INPUT ROWS:
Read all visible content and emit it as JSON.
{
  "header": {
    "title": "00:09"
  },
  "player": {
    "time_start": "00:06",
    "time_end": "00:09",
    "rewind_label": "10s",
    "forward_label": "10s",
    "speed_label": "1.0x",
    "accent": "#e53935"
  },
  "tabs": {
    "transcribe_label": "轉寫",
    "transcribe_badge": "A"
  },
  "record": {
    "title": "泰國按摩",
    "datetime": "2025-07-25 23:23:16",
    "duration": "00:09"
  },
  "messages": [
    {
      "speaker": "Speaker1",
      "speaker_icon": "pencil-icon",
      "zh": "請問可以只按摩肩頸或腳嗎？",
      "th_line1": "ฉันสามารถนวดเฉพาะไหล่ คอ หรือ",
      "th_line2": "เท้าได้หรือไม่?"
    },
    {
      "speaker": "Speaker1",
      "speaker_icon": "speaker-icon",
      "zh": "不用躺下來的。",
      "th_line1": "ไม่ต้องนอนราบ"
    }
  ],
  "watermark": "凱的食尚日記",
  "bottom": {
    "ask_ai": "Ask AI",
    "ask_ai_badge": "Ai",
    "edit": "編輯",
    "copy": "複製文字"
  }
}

TASK DIRECTIONS: Each line of the material above needs to be quoted exactly, please.

OUTPUT BELOW:
Read all visible content and emit it as JSON.
{
  "header": {
    "title": "00:09"
  },
  "player": {
    "time_start": "00:06",
    "time_end": "00:09",
    "rewind_label": "10s",
    "forward_label": "10s",
    "speed_label": "1.0x",
    "accent": "#e53935"
  },
  "tabs": {
    "transcribe_label": "轉寫",
    "transcribe_badge": "A"
  },
  "record": {
    "title": "泰國按摩",
    "datetime": "2025-07-25 23:23:16",
    "duration": "00:09"
  },
  "messages": [
    {
      "speaker": "Speaker1",
      "speaker_icon": "pencil-icon",
      "zh": "請問可以只按摩肩頸或腳嗎？",
      "th_line1": "ฉันสามารถนวดเฉพาะไหล่ คอ หรือ",
      "th_line2": "เท้าได้หรือไม่?"
    },
    {
      "speaker": "Speaker1",
      "speaker_icon": "speaker-icon",
      "zh": "不用躺下來的。",
      "th_line1": "ไม่ต้องนอนราบ"
    }
  ],
  "watermark": "凱的食尚日記",
  "bottom": {
    "ask_ai": "Ask AI",
    "ask_ai_badge": "Ai",
    "edit": "編輯",
    "copy": "複製文字"
  }
}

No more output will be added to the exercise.